Instructions for the task →
Copy out the complete listing, word for word.
───── Data for this task
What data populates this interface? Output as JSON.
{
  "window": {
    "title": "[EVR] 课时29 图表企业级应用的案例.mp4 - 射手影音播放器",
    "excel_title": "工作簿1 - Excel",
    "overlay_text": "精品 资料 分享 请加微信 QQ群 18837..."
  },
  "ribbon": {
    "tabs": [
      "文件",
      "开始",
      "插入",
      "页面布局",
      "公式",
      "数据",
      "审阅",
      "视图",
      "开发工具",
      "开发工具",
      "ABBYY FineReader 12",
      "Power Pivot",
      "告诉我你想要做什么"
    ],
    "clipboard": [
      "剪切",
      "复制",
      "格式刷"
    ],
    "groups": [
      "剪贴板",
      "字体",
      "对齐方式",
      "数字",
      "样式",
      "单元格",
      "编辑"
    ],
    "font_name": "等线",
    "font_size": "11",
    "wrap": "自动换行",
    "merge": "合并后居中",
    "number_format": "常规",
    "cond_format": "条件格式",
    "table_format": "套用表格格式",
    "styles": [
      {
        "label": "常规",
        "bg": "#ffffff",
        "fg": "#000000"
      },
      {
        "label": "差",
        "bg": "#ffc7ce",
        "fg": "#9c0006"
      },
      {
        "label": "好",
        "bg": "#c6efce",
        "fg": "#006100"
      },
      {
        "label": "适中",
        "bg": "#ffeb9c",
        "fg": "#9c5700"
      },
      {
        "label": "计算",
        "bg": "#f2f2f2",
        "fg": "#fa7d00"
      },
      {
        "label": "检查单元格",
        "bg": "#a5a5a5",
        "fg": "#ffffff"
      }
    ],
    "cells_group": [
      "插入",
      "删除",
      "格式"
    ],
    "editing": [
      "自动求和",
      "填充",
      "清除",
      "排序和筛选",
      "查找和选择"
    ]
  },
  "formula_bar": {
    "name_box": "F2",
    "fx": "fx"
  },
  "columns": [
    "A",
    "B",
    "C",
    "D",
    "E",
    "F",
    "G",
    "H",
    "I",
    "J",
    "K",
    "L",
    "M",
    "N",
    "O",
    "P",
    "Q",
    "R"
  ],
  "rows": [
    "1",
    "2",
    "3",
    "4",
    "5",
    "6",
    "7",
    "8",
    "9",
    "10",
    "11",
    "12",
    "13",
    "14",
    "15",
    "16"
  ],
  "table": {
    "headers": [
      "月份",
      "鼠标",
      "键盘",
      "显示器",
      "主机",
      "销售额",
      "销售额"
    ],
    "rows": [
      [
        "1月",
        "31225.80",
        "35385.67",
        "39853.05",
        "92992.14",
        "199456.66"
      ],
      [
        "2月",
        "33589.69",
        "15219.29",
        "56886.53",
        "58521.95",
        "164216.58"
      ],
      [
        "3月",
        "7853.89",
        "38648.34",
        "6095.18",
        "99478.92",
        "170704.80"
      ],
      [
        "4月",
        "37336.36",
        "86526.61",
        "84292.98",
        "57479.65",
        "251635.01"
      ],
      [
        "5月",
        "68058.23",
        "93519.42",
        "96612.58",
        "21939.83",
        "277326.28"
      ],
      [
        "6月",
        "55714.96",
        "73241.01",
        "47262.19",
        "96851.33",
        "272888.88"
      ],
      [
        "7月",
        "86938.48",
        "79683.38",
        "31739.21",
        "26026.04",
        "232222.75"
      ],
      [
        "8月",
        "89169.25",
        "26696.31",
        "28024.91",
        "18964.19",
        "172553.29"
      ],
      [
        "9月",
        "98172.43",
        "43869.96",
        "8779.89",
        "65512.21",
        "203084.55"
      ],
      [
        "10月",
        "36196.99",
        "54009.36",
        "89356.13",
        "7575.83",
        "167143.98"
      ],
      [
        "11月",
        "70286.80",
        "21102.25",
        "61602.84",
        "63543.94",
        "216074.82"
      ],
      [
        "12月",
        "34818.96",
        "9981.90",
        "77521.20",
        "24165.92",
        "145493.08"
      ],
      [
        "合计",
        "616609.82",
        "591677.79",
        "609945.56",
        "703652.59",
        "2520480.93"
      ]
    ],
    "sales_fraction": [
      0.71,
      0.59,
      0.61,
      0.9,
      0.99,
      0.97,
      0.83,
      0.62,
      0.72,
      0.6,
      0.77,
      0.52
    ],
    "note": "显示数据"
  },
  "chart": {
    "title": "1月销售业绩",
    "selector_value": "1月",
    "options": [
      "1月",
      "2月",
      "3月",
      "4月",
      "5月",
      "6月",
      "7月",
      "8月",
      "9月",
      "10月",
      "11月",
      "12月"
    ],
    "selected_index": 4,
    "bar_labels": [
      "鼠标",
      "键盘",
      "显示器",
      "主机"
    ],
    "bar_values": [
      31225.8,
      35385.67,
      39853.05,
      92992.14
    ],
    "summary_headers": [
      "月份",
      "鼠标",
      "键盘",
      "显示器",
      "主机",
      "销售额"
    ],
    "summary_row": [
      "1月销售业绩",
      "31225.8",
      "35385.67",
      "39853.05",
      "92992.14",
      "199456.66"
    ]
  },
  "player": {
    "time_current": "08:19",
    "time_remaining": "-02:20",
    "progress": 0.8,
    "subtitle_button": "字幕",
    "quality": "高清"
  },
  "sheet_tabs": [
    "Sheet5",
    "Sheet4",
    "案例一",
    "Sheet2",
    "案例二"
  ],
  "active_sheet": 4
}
──────────
Solution →
What data populates this interface? Output as JSON.
{
  "window": {
    "title": "[EVR] 课时29 图表企业级应用的案例.mp4 - 射手影音播放器",
    "excel_title": "工作簿1 - Excel",
    "overlay_text": "精品 资料 分享 请加微信 QQ群 18837..."
  },
  "ribbon": {
    "tabs": [
      "文件",
      "开始",
      "插入",
      "页面布局",
      "公式",
      "数据",
      "审阅",
      "视图",
      "开发工具",
      "开发工具",
      "ABBYY FineReader 12",
      "Power Pivot",
      "告诉我你想要做什么"
    ],
    "clipboard": [
      "剪切",
      "复制",
      "格式刷"
    ],
    "groups": [
      "剪贴板",
      "字体",
      "对齐方式",
      "数字",
      "样式",
      "单元格",
      "编辑"
    ],
    "font_name": "等线",
    "font_size": "11",
    "wrap": "自动换行",
    "merge": "合并后居中",
    "number_format": "常规",
    "cond_format": "条件格式",
    "table_format": "套用表格格式",
    "styles": [
      {
        "label": "常规",
        "bg": "#ffffff",
        "fg": "#000000"
      },
      {
        "label": "差",
        "bg": "#ffc7ce",
        "fg": "#9c0006"
      },
      {
        "label": "好",
        "bg": "#c6efce",
        "fg": "#006100"
      },
      {
        "label": "适中",
        "bg": "#ffeb9c",
        "fg": "#9c5700"
      },
      {
        "label": "计算",
        "bg": "#f2f2f2",
        "fg": "#fa7d00"
      },
      {
        "label": "检查单元格",
        "bg": "#a5a5a5",
        "fg": "#ffffff"
      }
    ],
    "cells_group": [
      "插入",
      "删除",
      "格式"
    ],
    "editing": [
      "自动求和",
      "填充",
      "清除",
      "排序和筛选",
      "查找和选择"
    ]
  },
  "formula_bar": {
    "name_box": "F2",
    "fx": "fx"
  },
  "columns": [
    "A",
    "B",
    "C",
    "D",
    "E",
    "F",
    "G",
    "H",
    "I",
    "J",
    "K",
    "L",
    "M",
    "N",
    "O",
    "P",
    "Q",
    "R"
  ],
  "rows": [
    "1",
    "2",
    "3",
    "4",
    "5",
    "6",
    "7",
    "8",
    "9",
    "10",
    "11",
    "12",
    "13",
    "14",
    "15",
    "16"
  ],
  "table": {
    "headers": [
      "月份",
      "鼠标",
      "键盘",
      "显示器",
      "主机",
      "销售额",
      "销售额"
    ],
    "rows": [
      [
        "1月",
        "31225.80",
        "35385.67",
        "39853.05",
        "92992.14",
        "199456.66"
      ],
      [
        "2月",
        "33589.69",
        "15219.29",
        "56886.53",
        "58521.95",
        "164216.58"
      ],
      [
        "3月",
        "7853.89",
        "38648.34",
        "6095.18",
        "99478.92",
        "170704.80"
      ],
      [
        "4月",
        "37336.36",
        "86526.61",
        "84292.98",
        "57479.65",
        "251635.01"
      ],
      [
        "5月",
        "68058.23",
        "93519.42",
        "96612.58",
        "21939.83",
        "277326.28"
      ],
      [
        "6月",
        "55714.96",
        "73241.01",
        "47262.19",
        "96851.33",
        "272888.88"
      ],
      [
        "7月",
        "86938.48",
        "79683.38",
        "31739.21",
        "26026.04",
        "232222.75"
      ],
      [
        "8月",
        "89169.25",
        "26696.31",
        "28024.91",
        "18964.19",
        "172553.29"
      ],
      [
        "9月",
        "98172.43",
        "43869.96",
        "8779.89",
        "65512.21",
        "203084.55"
      ],
      [
        "10月",
        "36196.99",
        "54009.36",
        "89356.13",
        "7575.83",
        "167143.98"
      ],
      [
        "11月",
        "70286.80",
        "21102.25",
        "61602.84",
        "63543.94",
        "216074.82"
      ],
      [
        "12月",
        "34818.96",
        "9981.90",
        "77521.20",
        "24165.92",
        "145493.08"
      ],
      [
        "合计",
        "616609.82",
        "591677.79",
        "609945.56",
        "703652.59",
        "2520480.93"
      ]
    ],
    "sales_fraction": [
      0.71,
      0.59,
      0.61,
      0.9,
      0.99,
      0.97,
      0.83,
      0.62,
      0.72,
      0.6,
      0.77,
      0.52
    ],
    "note": "显示数据"
  },
  "chart": {
    "title": "1月销售业绩",
    "selector_value": "1月",
    "options": [
      "1月",
      "2月",
      "3月",
      "4月",
      "5月",
      "6月",
      "7月",
      "8月",
      "9月",
      "10月",
      "11月",
      "12月"
    ],
    "selected_index": 4,
    "bar_labels": [
      "鼠标",
      "键盘",
      "显示器",
      "主机"
    ],
    "bar_values": [
      31225.8,
      35385.67,
      39853.05,
      92992.14
    ],
    "summary_headers": [
      "月份",
      "鼠标",
      "键盘",
      "显示器",
      "主机",
      "销售额"
    ],
    "summary_row": [
      "1月销售业绩",
      "31225.8",
      "35385.67",
      "39853.05",
      "92992.14",
      "199456.66"
    ]
  },
  "player": {
    "time_current": "08:19",
    "time_remaining": "-02:20",
    "progress": 0.8,
    "subtitle_button": "字幕",
    "quality": "高清"
  },
  "sheet_tabs": [
    "Sheet5",
    "Sheet4",
    "案例一",
    "Sheet2",
    "案例二"
  ],
  "active_sheet": 4
}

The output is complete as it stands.